INSTRUCTIONS TO FOLLOW:
Keep the pictures out and restate every record exactly.

========

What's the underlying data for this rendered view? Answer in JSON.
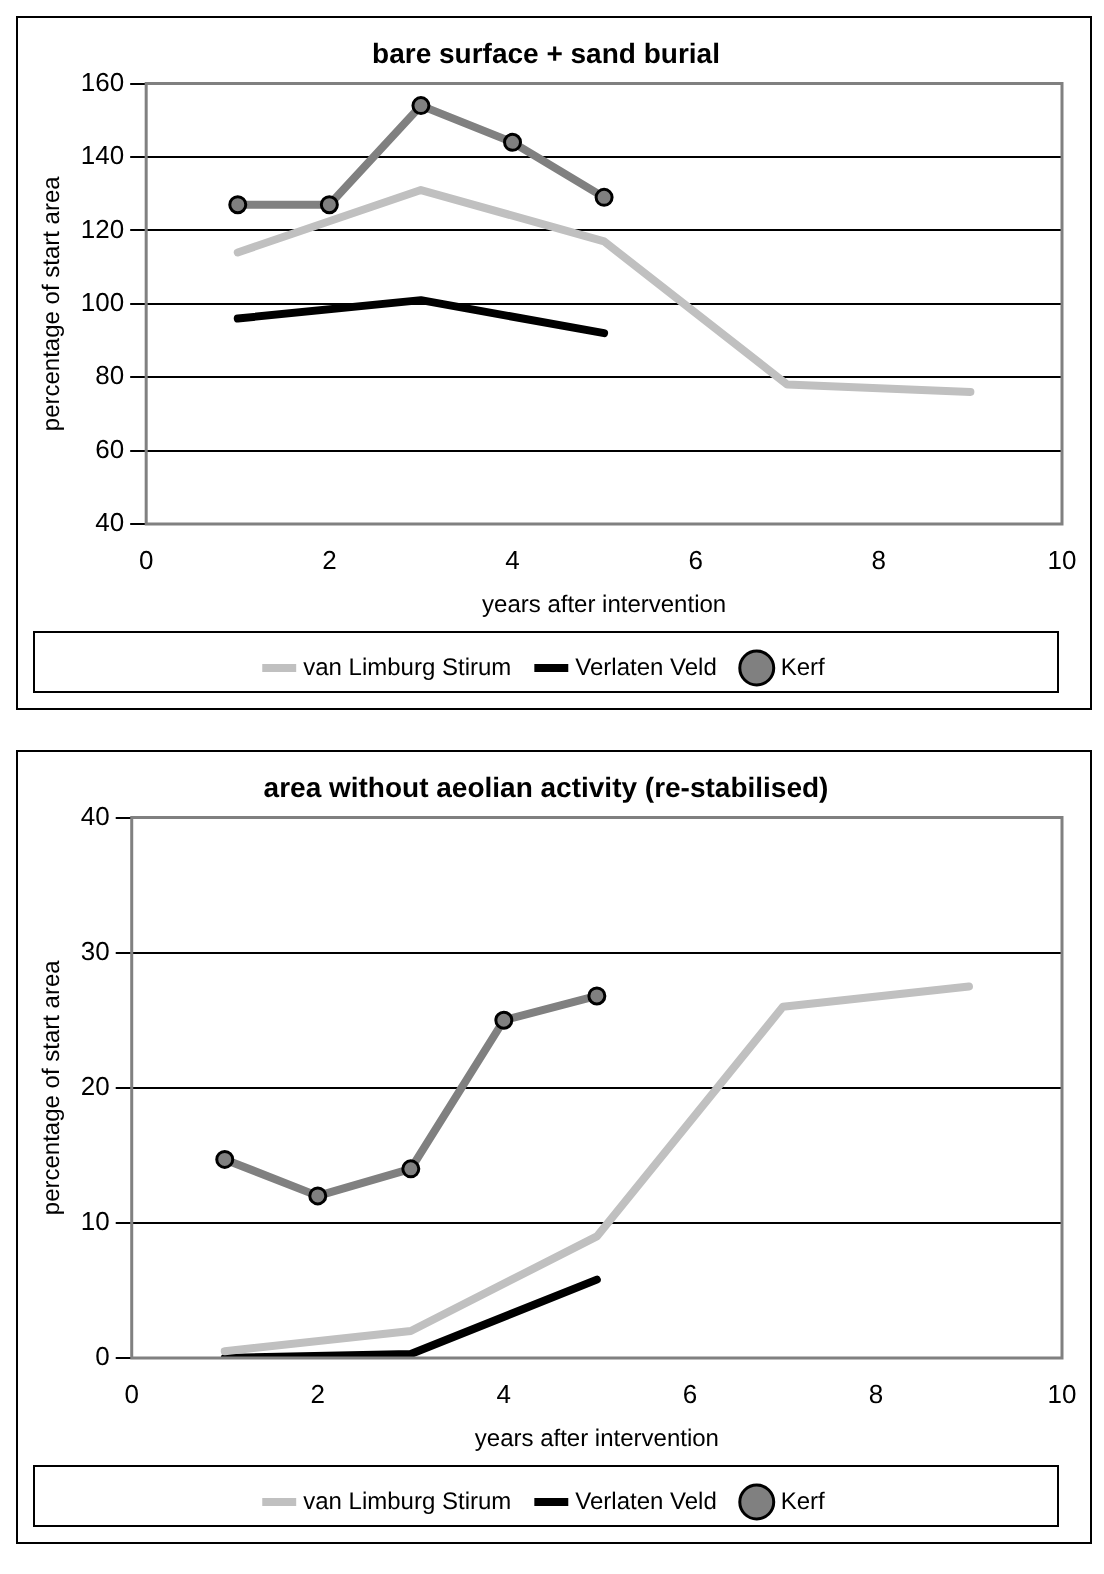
{
  "chart_data": [
    {
      "type": "line",
      "title": "bare surface + sand burial",
      "xlabel": "years after intervention",
      "ylabel": "percentage of start area",
      "xlim": [
        0,
        10
      ],
      "xticks": [
        0,
        2,
        4,
        6,
        8,
        10
      ],
      "ylim": [
        40,
        160
      ],
      "yticks": [
        40,
        60,
        80,
        100,
        120,
        140,
        160
      ],
      "grid": "y",
      "legend": "bottom",
      "series": [
        {
          "name": "van Limburg Stirum",
          "color": "#c0c0c0",
          "x": [
            1,
            3,
            5,
            7,
            9
          ],
          "values": [
            114,
            131,
            117,
            78,
            76
          ],
          "marker": "none"
        },
        {
          "name": "Verlaten Veld",
          "color": "#000000",
          "x": [
            1,
            3,
            5
          ],
          "values": [
            96,
            101,
            92
          ],
          "marker": "none"
        },
        {
          "name": "Kerf",
          "color": "#808080",
          "x": [
            1,
            2,
            3,
            4,
            5
          ],
          "values": [
            127,
            127,
            154,
            144,
            129
          ],
          "marker": "circle"
        }
      ]
    },
    {
      "type": "line",
      "title": "area without aeolian activity (re-stabilised)",
      "xlabel": "years after intervention",
      "ylabel": "percentage of start area",
      "xlim": [
        0,
        10
      ],
      "xticks": [
        0,
        2,
        4,
        6,
        8,
        10
      ],
      "ylim": [
        0,
        40
      ],
      "yticks": [
        0,
        10,
        20,
        30,
        40
      ],
      "grid": "y",
      "legend": "bottom",
      "series": [
        {
          "name": "van Limburg Stirum",
          "color": "#c0c0c0",
          "x": [
            1,
            3,
            5,
            7,
            9
          ],
          "values": [
            0.5,
            2,
            9,
            26,
            27.5
          ],
          "marker": "none"
        },
        {
          "name": "Verlaten Veld",
          "color": "#000000",
          "x": [
            1,
            3,
            5
          ],
          "values": [
            0,
            0.3,
            5.8
          ],
          "marker": "none"
        },
        {
          "name": "Kerf",
          "color": "#808080",
          "x": [
            1,
            2,
            3,
            4,
            5
          ],
          "values": [
            14.7,
            12,
            14,
            25,
            26.8
          ],
          "marker": "circle"
        }
      ]
    }
  ]
}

========

FULL SOLUTION:
What's the underlying data for this rendered view? Answer in JSON.
{
  "chart_data": [
    {
      "type": "line",
      "title": "bare surface + sand burial",
      "xlabel": "years after intervention",
      "ylabel": "percentage of start area",
      "xlim": [
        0,
        10
      ],
      "xticks": [
        0,
        2,
        4,
        6,
        8,
        10
      ],
      "ylim": [
        40,
        160
      ],
      "yticks": [
        40,
        60,
        80,
        100,
        120,
        140,
        160
      ],
      "grid": "y",
      "legend": "bottom",
      "series": [
        {
          "name": "van Limburg Stirum",
          "color": "#c0c0c0",
          "x": [
            1,
            3,
            5,
            7,
            9
          ],
          "values": [
            114,
            131,
            117,
            78,
            76
          ],
          "marker": "none"
        },
        {
          "name": "Verlaten Veld",
          "color": "#000000",
          "x": [
            1,
            3,
            5
          ],
          "values": [
            96,
            101,
            92
          ],
          "marker": "none"
        },
        {
          "name": "Kerf",
          "color": "#808080",
          "x": [
            1,
            2,
            3,
            4,
            5
          ],
          "values": [
            127,
            127,
            154,
            144,
            129
          ],
          "marker": "circle"
        }
      ]
    },
    {
      "type": "line",
      "title": "area without aeolian activity (re-stabilised)",
      "xlabel": "years after intervention",
      "ylabel": "percentage of start area",
      "xlim": [
        0,
        10
      ],
      "xticks": [
        0,
        2,
        4,
        6,
        8,
        10
      ],
      "ylim": [
        0,
        40
      ],
      "yticks": [
        0,
        10,
        20,
        30,
        40
      ],
      "grid": "y",
      "legend": "bottom",
      "series": [
        {
          "name": "van Limburg Stirum",
          "color": "#c0c0c0",
          "x": [
            1,
            3,
            5,
            7,
            9
          ],
          "values": [
            0.5,
            2,
            9,
            26,
            27.5
          ],
          "marker": "none"
        },
        {
          "name": "Verlaten Veld",
          "color": "#000000",
          "x": [
            1,
            3,
            5
          ],
          "values": [
            0,
            0.3,
            5.8
          ],
          "marker": "none"
        },
        {
          "name": "Kerf",
          "color": "#808080",
          "x": [
            1,
            2,
            3,
            4,
            5
          ],
          "values": [
            14.7,
            12,
            14,
            25,
            26.8
          ],
          "marker": "circle"
        }
      ]
    }
  ]
}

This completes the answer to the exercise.